WHAT YOU NEED TO DO >> Each entry that follows must be output without any deviation.

RECORDS SUPPLIED >>
>> start

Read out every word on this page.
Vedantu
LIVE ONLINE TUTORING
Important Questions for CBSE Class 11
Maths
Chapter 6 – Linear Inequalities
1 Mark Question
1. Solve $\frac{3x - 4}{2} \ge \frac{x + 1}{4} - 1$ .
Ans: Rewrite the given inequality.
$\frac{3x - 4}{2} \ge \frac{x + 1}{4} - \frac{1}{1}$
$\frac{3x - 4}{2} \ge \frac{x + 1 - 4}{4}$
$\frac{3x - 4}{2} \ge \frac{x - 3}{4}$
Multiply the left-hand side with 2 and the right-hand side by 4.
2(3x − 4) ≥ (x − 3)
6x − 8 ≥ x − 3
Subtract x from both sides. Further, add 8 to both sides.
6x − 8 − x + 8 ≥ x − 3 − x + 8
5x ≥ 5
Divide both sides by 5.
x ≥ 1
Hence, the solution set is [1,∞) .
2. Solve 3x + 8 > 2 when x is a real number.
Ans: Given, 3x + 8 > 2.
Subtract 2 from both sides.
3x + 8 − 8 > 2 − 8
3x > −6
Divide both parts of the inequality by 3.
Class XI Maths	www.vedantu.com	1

>> end

PROBLEM SOLUTION >>
Read out every word on this page.
Vedantu
LIVE ONLINE TUTORING
Important Questions for CBSE Class 11
Maths
Chapter 6 – Linear Inequalities
1 Mark Question
1. Solve $\frac{3x - 4}{2} \ge \frac{x + 1}{4} - 1$ .
Ans: Rewrite the given inequality.
$\frac{3x - 4}{2} \ge \frac{x + 1}{4} - \frac{1}{1}$
$\frac{3x - 4}{2} \ge \frac{x + 1 - 4}{4}$
$\frac{3x - 4}{2} \ge \frac{x - 3}{4}$
Multiply the left-hand side with 2 and the right-hand side by 4.
2(3x − 4) ≥ (x − 3)
6x − 8 ≥ x − 3
Subtract x from both sides. Further, add 8 to both sides.
6x − 8 − x + 8 ≥ x − 3 − x + 8
5x ≥ 5
Divide both sides by 5.
x ≥ 1
Hence, the solution set is [1,∞) .
2. Solve 3x + 8 > 2 when x is a real number.
Ans: Given, 3x + 8 > 2.
Subtract 2 from both sides.
3x + 8 − 8 > 2 − 8
3x > −6
Divide both parts of the inequality by 3.
Class XI Maths	www.vedantu.com	1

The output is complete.